* Begin Input for this task *

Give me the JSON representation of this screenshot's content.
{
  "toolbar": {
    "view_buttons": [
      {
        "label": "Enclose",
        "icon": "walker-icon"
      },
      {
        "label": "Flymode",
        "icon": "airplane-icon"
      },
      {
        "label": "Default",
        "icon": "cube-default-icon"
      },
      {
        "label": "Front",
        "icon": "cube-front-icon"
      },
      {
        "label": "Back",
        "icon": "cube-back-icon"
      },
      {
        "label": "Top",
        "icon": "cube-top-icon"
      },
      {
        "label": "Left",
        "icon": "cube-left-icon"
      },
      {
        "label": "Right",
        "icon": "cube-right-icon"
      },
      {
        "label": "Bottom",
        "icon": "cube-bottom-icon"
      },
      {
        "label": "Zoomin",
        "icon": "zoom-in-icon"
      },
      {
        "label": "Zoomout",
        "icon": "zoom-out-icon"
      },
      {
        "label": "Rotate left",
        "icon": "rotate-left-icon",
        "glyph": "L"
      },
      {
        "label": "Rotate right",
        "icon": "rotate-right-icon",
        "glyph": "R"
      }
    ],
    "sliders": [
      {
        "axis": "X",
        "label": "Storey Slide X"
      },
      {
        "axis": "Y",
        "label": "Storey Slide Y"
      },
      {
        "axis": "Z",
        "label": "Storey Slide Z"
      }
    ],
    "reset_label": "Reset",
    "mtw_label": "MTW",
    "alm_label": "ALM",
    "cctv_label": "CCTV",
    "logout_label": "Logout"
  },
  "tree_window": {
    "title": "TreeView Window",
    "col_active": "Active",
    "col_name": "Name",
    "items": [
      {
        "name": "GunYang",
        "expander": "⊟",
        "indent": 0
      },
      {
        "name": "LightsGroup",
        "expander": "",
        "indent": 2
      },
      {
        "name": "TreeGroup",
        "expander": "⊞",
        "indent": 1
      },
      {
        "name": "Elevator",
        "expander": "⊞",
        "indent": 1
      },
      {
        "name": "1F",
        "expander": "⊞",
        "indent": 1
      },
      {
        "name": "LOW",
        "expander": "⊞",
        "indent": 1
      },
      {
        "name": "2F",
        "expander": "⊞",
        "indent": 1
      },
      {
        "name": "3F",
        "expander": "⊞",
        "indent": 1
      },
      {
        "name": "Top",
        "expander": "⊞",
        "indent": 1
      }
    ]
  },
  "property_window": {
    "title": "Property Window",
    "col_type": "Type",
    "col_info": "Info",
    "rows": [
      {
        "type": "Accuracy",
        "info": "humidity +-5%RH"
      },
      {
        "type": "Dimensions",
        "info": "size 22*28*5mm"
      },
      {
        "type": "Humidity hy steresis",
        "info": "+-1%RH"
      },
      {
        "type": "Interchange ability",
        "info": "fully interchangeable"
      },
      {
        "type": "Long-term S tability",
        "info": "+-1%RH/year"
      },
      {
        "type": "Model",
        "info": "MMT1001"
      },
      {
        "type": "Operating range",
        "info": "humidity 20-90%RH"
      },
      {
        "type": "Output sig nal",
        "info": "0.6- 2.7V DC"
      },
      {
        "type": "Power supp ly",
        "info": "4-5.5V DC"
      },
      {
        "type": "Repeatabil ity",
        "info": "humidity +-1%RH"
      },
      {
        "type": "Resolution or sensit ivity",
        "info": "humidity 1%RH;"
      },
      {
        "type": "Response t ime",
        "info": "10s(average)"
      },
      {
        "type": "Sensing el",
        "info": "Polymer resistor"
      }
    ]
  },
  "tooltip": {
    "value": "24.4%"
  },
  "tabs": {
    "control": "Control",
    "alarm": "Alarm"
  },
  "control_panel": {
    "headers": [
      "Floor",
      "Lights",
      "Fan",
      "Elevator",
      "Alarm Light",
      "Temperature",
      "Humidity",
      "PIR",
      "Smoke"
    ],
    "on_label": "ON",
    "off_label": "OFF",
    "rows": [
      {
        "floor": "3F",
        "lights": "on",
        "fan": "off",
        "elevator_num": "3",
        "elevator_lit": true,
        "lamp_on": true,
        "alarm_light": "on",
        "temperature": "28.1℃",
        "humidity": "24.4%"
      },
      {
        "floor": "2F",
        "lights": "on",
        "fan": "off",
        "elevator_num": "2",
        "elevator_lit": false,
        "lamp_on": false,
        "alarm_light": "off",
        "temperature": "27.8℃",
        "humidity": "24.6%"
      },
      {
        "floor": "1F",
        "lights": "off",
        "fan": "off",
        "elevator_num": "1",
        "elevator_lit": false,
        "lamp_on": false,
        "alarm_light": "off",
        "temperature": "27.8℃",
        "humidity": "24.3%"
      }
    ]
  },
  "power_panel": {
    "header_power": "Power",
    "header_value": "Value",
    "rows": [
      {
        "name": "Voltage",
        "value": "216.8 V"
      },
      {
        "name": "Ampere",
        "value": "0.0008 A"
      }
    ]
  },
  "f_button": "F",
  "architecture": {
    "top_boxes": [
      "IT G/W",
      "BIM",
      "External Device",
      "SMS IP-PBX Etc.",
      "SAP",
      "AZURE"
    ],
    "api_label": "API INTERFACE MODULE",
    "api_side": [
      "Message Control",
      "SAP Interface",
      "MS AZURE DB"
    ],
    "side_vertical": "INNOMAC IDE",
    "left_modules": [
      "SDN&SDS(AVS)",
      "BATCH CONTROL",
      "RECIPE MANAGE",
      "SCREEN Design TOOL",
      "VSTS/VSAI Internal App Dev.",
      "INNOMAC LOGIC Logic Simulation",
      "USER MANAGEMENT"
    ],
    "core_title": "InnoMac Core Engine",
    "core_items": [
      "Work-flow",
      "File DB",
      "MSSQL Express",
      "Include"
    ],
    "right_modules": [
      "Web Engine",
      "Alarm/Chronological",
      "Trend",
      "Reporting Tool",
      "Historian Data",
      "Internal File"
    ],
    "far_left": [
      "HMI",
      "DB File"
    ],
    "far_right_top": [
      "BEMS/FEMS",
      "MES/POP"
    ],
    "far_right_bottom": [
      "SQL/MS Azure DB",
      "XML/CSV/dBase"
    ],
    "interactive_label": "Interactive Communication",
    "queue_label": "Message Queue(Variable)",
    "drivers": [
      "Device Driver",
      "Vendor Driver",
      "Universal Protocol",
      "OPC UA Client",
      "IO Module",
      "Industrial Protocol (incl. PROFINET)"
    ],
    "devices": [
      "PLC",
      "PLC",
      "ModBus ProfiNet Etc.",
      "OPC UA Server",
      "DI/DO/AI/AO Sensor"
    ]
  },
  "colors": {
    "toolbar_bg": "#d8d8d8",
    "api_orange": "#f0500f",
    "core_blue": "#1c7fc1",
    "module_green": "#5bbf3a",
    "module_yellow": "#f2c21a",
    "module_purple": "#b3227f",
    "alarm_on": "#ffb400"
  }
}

* End Input for this task *

Request:
The records above should be duplicated in full, exactly as given.

Solved problem:
Give me the JSON representation of this screenshot's content.
{
  "toolbar": {
    "view_buttons": [
      {
        "label": "Enclose",
        "icon": "walker-icon"
      },
      {
        "label": "Flymode",
        "icon": "airplane-icon"
      },
      {
        "label": "Default",
        "icon": "cube-default-icon"
      },
      {
        "label": "Front",
        "icon": "cube-front-icon"
      },
      {
        "label": "Back",
        "icon": "cube-back-icon"
      },
      {
        "label": "Top",
        "icon": "cube-top-icon"
      },
      {
        "label": "Left",
        "icon": "cube-left-icon"
      },
      {
        "label": "Right",
        "icon": "cube-right-icon"
      },
      {
        "label": "Bottom",
        "icon": "cube-bottom-icon"
      },
      {
        "label": "Zoomin",
        "icon": "zoom-in-icon"
      },
      {
        "label": "Zoomout",
        "icon": "zoom-out-icon"
      },
      {
        "label": "Rotate left",
        "icon": "rotate-left-icon",
        "glyph": "L"
      },
      {
        "label": "Rotate right",
        "icon": "rotate-right-icon",
        "glyph": "R"
      }
    ],
    "sliders": [
      {
        "axis": "X",
        "label": "Storey Slide X"
      },
      {
        "axis": "Y",
        "label": "Storey Slide Y"
      },
      {
        "axis": "Z",
        "label": "Storey Slide Z"
      }
    ],
    "reset_label": "Reset",
    "mtw_label": "MTW",
    "alm_label": "ALM",
    "cctv_label": "CCTV",
    "logout_label": "Logout"
  },
  "tree_window": {
    "title": "TreeView Window",
    "col_active": "Active",
    "col_name": "Name",
    "items": [
      {
        "name": "GunYang",
        "expander": "⊟",
        "indent": 0
      },
      {
        "name": "LightsGroup",
        "expander": "",
        "indent": 2
      },
      {
        "name": "TreeGroup",
        "expander": "⊞",
        "indent": 1
      },
      {
        "name": "Elevator",
        "expander": "⊞",
        "indent": 1
      },
      {
        "name": "1F",
        "expander": "⊞",
        "indent": 1
      },
      {
        "name": "LOW",
        "expander": "⊞",
        "indent": 1
      },
      {
        "name": "2F",
        "expander": "⊞",
        "indent": 1
      },
      {
        "name": "3F",
        "expander": "⊞",
        "indent": 1
      },
      {
        "name": "Top",
        "expander": "⊞",
        "indent": 1
      }
    ]
  },
  "property_window": {
    "title": "Property Window",
    "col_type": "Type",
    "col_info": "Info",
    "rows": [
      {
        "type": "Accuracy",
        "info": "humidity +-5%RH"
      },
      {
        "type": "Dimensions",
        "info": "size 22*28*5mm"
      },
      {
        "type": "Humidity hy steresis",
        "info": "+-1%RH"
      },
      {
        "type": "Interchange ability",
        "info": "fully interchangeable"
      },
      {
        "type": "Long-term S tability",
        "info": "+-1%RH/year"
      },
      {
        "type": "Model",
        "info": "MMT1001"
      },
      {
        "type": "Operating range",
        "info": "humidity 20-90%RH"
      },
      {
        "type": "Output sig nal",
        "info": "0.6- 2.7V DC"
      },
      {
        "type": "Power supp ly",
        "info": "4-5.5V DC"
      },
      {
        "type": "Repeatabil ity",
        "info": "humidity +-1%RH"
      },
      {
        "type": "Resolution or sensit ivity",
        "info": "humidity 1%RH;"
      },
      {
        "type": "Response t ime",
        "info": "10s(average)"
      },
      {
        "type": "Sensing el",
        "info": "Polymer resistor"
      }
    ]
  },
  "tooltip": {
    "value": "24.4%"
  },
  "tabs": {
    "control": "Control",
    "alarm": "Alarm"
  },
  "control_panel": {
    "headers": [
      "Floor",
      "Lights",
      "Fan",
      "Elevator",
      "Alarm Light",
      "Temperature",
      "Humidity",
      "PIR",
      "Smoke"
    ],
    "on_label": "ON",
    "off_label": "OFF",
    "rows": [
      {
        "floor": "3F",
        "lights": "on",
        "fan": "off",
        "elevator_num": "3",
        "elevator_lit": true,
        "lamp_on": true,
        "alarm_light": "on",
        "temperature": "28.1℃",
        "humidity": "24.4%"
      },
      {
        "floor": "2F",
        "lights": "on",
        "fan": "off",
        "elevator_num": "2",
        "elevator_lit": false,
        "lamp_on": false,
        "alarm_light": "off",
        "temperature": "27.8℃",
        "humidity": "24.6%"
      },
      {
        "floor": "1F",
        "lights": "off",
        "fan": "off",
        "elevator_num": "1",
        "elevator_lit": false,
        "lamp_on": false,
        "alarm_light": "off",
        "temperature": "27.8℃",
        "humidity": "24.3%"
      }
    ]
  },
  "power_panel": {
    "header_power": "Power",
    "header_value": "Value",
    "rows": [
      {
        "name": "Voltage",
        "value": "216.8 V"
      },
      {
        "name": "Ampere",
        "value": "0.0008 A"
      }
    ]
  },
  "f_button": "F",
  "architecture": {
    "top_boxes": [
      "IT G/W",
      "BIM",
      "External Device",
      "SMS IP-PBX Etc.",
      "SAP",
      "AZURE"
    ],
    "api_label": "API INTERFACE MODULE",
    "api_side": [
      "Message Control",
      "SAP Interface",
      "MS AZURE DB"
    ],
    "side_vertical": "INNOMAC IDE",
    "left_modules": [
      "SDN&SDS(AVS)",
      "BATCH CONTROL",
      "RECIPE MANAGE",
      "SCREEN Design TOOL",
      "VSTS/VSAI Internal App Dev.",
      "INNOMAC LOGIC Logic Simulation",
      "USER MANAGEMENT"
    ],
    "core_title": "InnoMac Core Engine",
    "core_items": [
      "Work-flow",
      "File DB",
      "MSSQL Express",
      "Include"
    ],
    "right_modules": [
      "Web Engine",
      "Alarm/Chronological",
      "Trend",
      "Reporting Tool",
      "Historian Data",
      "Internal File"
    ],
    "far_left": [
      "HMI",
      "DB File"
    ],
    "far_right_top": [
      "BEMS/FEMS",
      "MES/POP"
    ],
    "far_right_bottom": [
      "SQL/MS Azure DB",
      "XML/CSV/dBase"
    ],
    "interactive_label": "Interactive Communication",
    "queue_label": "Message Queue(Variable)",
    "drivers": [
      "Device Driver",
      "Vendor Driver",
      "Universal Protocol",
      "OPC UA Client",
      "IO Module",
      "Industrial Protocol (incl. PROFINET)"
    ],
    "devices": [
      "PLC",
      "PLC",
      "ModBus ProfiNet Etc.",
      "OPC UA Server",
      "DI/DO/AI/AO Sensor"
    ]
  },
  "colors": {
    "toolbar_bg": "#d8d8d8",
    "api_orange": "#f0500f",
    "core_blue": "#1c7fc1",
    "module_green": "#5bbf3a",
    "module_yellow": "#f2c21a",
    "module_purple": "#b3227f",
    "alarm_on": "#ffb400"
  }
}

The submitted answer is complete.